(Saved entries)
— start —

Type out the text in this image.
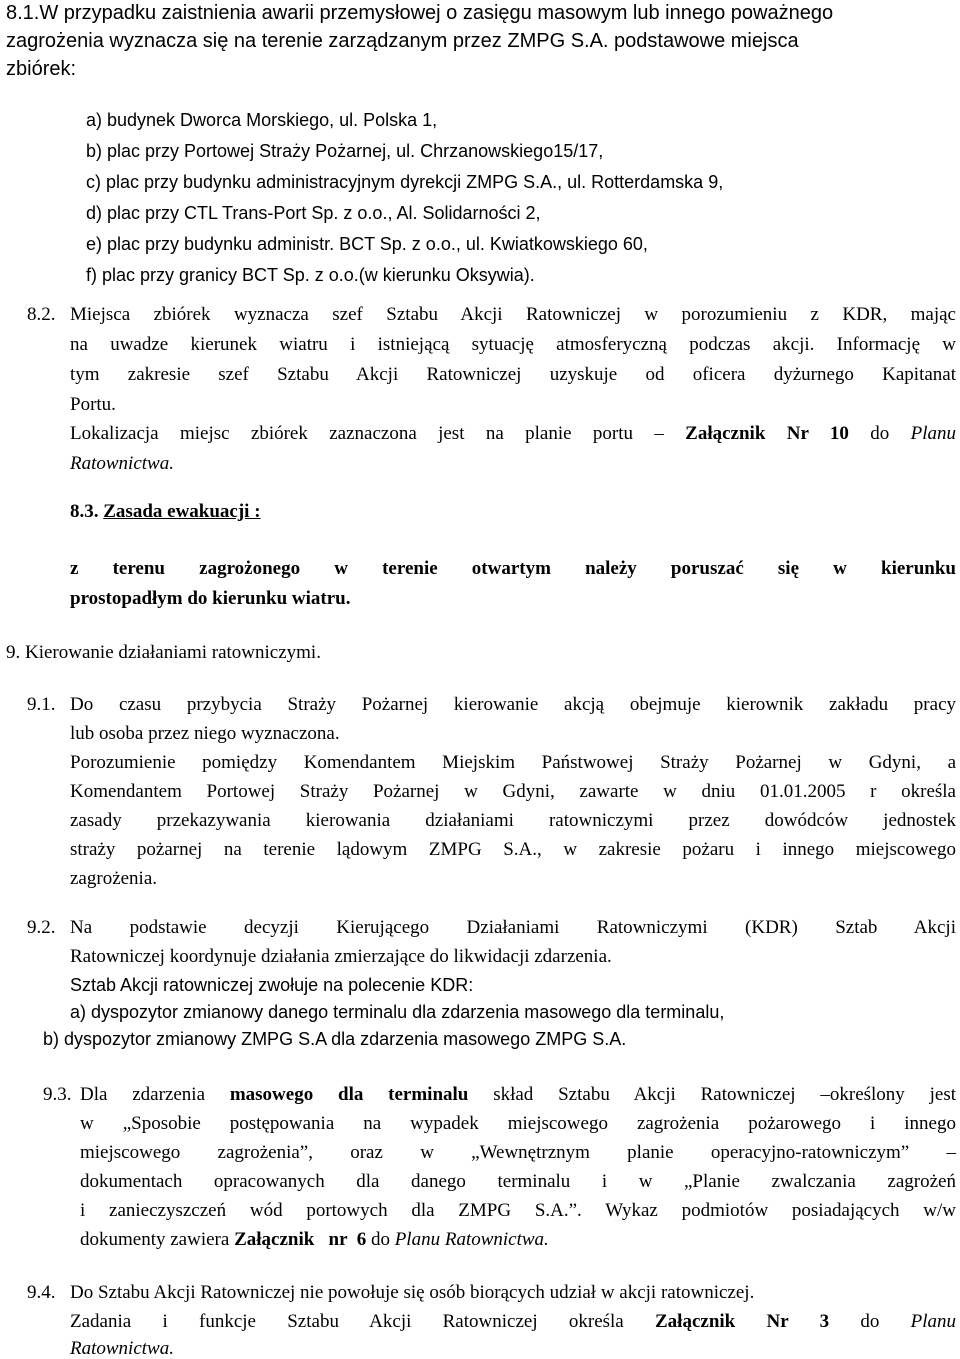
8.1.W przypadku zaistnienia awarii przemysłowej o zasięgu masowym lub innego poważnego
zagrożenia wyznacza się na terenie zarządzanym przez ZMPG S.A. podstawowe miejsca
zbiórek:
a) budynek Dworca Morskiego, ul. Polska 1,
b) plac przy Portowej Straży Pożarnej, ul. Chrzanowskiego15/17,
c) plac przy budynku administracyjnym dyrekcji ZMPG S.A., ul. Rotterdamska 9,
d) plac przy CTL Trans-Port Sp. z o.o., Al. Solidarności 2,
e) plac przy budynku administr. BCT Sp. z o.o., ul. Kwiatkowskiego 60,
f) plac przy granicy BCT Sp. z o.o.(w kierunku Oksywia).
8.2. Miejsca zbiórek wyznacza szef Sztabu Akcji Ratowniczej w porozumieniu z KDR, mając
na uwadze kierunek wiatru i istniejącą sytuację atmosferyczną podczas akcji. Informację w
tym zakresie szef Sztabu Akcji Ratowniczej uzyskuje od oficera dyżurnego Kapitanat
Portu.
Lokalizacja miejsc zbiórek zaznaczona jest na planie portu – Załącznik Nr 10 do Planu
Ratownictwa.
8.3. Zasada ewakuacji :
z terenu zagrożonego w terenie otwartym należy poruszać się w kierunku
prostopadłym do kierunku wiatru.
9. Kierowanie działaniami ratowniczymi.
9.1. Do czasu przybycia Straży Pożarnej kierowanie akcją obejmuje kierownik zakładu pracy
lub osoba przez niego wyznaczona.
Porozumienie pomiędzy Komendantem Miejskim Państwowej Straży Pożarnej w Gdyni, a
Komendantem Portowej Straży Pożarnej w Gdyni, zawarte w dniu 01.01.2005 r określa
zasady przekazywania kierowania działaniami ratowniczymi przez dowódców jednostek
straży pożarnej na terenie lądowym ZMPG S.A., w zakresie pożaru i innego miejscowego
zagrożenia.
9.2. Na podstawie decyzji Kierującego Działaniami Ratowniczymi (KDR) Sztab Akcji
Ratowniczej koordynuje działania zmierzające do likwidacji zdarzenia.
Sztab Akcji ratowniczej zwołuje na polecenie KDR:
a) dyspozytor zmianowy danego terminalu dla zdarzenia masowego dla terminalu,
b) dyspozytor zmianowy ZMPG S.A dla zdarzenia masowego ZMPG S.A.
9.3. Dla zdarzenia masowego dla terminalu skład Sztabu Akcji Ratowniczej –określony jest
w „Sposobie postępowania na wypadek miejscowego zagrożenia pożarowego i innego
miejscowego zagrożenia”, oraz w „Wewnętrznym planie operacyjno-ratowniczym” –
dokumentach opracowanych dla danego terminalu i w „Planie zwalczania zagrożeń
i zanieczyszczeń wód portowych dla ZMPG S.A.”. Wykaz podmiotów posiadających w/w
dokumenty zawiera Załącznik   nr  6 do Planu Ratownictwa.
9.4. Do Sztabu Akcji Ratowniczej nie powołuje się osób biorących udział w akcji ratowniczej.
Zadania i funkcje Sztabu Akcji Ratowniczej określa Załącznik Nr 3 do Planu
Ratownictwa.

— end —

• [GIVEN INSTRUCTION] Pick out every line of the listing containing the word "zagrożenia", and show those lines.

• [WRITTEN RESPONSE]
zagrożenia wyznacza się na terenie zarządzanym przez ZMPG S.A. podstawowe miejsca
zagrożenia.
w „Sposobie postępowania na wypadek miejscowego zagrożenia pożarowego i innego
miejscowego zagrożenia”, oraz w „Wewnętrznym planie operacyjno-ratowniczym” –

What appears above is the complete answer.